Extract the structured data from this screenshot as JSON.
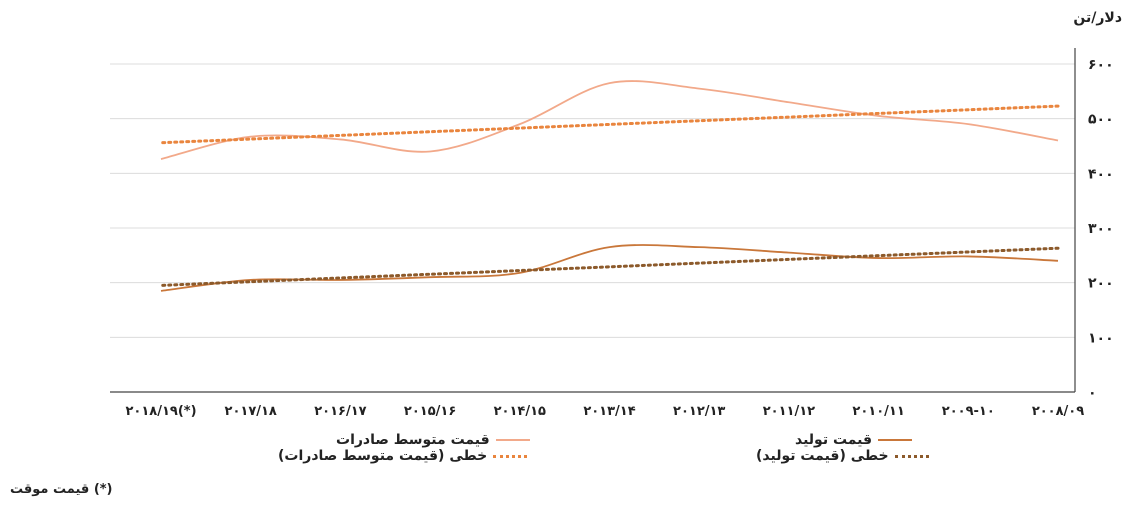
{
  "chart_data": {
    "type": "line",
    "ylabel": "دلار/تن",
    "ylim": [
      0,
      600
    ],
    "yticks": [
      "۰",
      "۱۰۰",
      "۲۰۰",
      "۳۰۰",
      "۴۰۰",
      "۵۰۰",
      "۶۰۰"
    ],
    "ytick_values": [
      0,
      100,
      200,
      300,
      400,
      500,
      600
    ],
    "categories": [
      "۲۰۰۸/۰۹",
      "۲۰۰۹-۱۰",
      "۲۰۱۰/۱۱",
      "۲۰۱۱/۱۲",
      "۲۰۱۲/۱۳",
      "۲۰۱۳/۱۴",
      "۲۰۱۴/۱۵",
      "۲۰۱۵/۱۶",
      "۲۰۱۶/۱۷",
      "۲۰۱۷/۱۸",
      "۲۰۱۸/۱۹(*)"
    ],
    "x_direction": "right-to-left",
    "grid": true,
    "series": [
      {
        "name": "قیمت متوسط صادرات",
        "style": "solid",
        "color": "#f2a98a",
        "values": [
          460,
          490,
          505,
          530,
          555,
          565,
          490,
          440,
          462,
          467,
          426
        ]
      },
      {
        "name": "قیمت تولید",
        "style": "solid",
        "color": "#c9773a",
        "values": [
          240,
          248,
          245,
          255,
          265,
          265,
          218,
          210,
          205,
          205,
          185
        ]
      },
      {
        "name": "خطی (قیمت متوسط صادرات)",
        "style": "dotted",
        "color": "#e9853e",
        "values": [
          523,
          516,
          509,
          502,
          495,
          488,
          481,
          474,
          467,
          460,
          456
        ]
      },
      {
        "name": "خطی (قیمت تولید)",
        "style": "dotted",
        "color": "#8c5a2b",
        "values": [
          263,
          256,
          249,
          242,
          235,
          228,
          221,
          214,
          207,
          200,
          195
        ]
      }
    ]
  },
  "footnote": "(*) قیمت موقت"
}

==============================

Problem statement: Write the full listing out again with every line unchanged, but include no pictures.

Completed task:
Extract the structured data from this screenshot as JSON.
{
  "chart_data": {
    "type": "line",
    "ylabel": "دلار/تن",
    "ylim": [
      0,
      600
    ],
    "yticks": [
      "۰",
      "۱۰۰",
      "۲۰۰",
      "۳۰۰",
      "۴۰۰",
      "۵۰۰",
      "۶۰۰"
    ],
    "ytick_values": [
      0,
      100,
      200,
      300,
      400,
      500,
      600
    ],
    "categories": [
      "۲۰۰۸/۰۹",
      "۲۰۰۹-۱۰",
      "۲۰۱۰/۱۱",
      "۲۰۱۱/۱۲",
      "۲۰۱۲/۱۳",
      "۲۰۱۳/۱۴",
      "۲۰۱۴/۱۵",
      "۲۰۱۵/۱۶",
      "۲۰۱۶/۱۷",
      "۲۰۱۷/۱۸",
      "۲۰۱۸/۱۹(*)"
    ],
    "x_direction": "right-to-left",
    "grid": true,
    "series": [
      {
        "name": "قیمت متوسط صادرات",
        "style": "solid",
        "color": "#f2a98a",
        "values": [
          460,
          490,
          505,
          530,
          555,
          565,
          490,
          440,
          462,
          467,
          426
        ]
      },
      {
        "name": "قیمت تولید",
        "style": "solid",
        "color": "#c9773a",
        "values": [
          240,
          248,
          245,
          255,
          265,
          265,
          218,
          210,
          205,
          205,
          185
        ]
      },
      {
        "name": "خطی (قیمت متوسط صادرات)",
        "style": "dotted",
        "color": "#e9853e",
        "values": [
          523,
          516,
          509,
          502,
          495,
          488,
          481,
          474,
          467,
          460,
          456
        ]
      },
      {
        "name": "خطی (قیمت تولید)",
        "style": "dotted",
        "color": "#8c5a2b",
        "values": [
          263,
          256,
          249,
          242,
          235,
          228,
          221,
          214,
          207,
          200,
          195
        ]
      }
    ]
  },
  "footnote": "(*) قیمت موقت"
}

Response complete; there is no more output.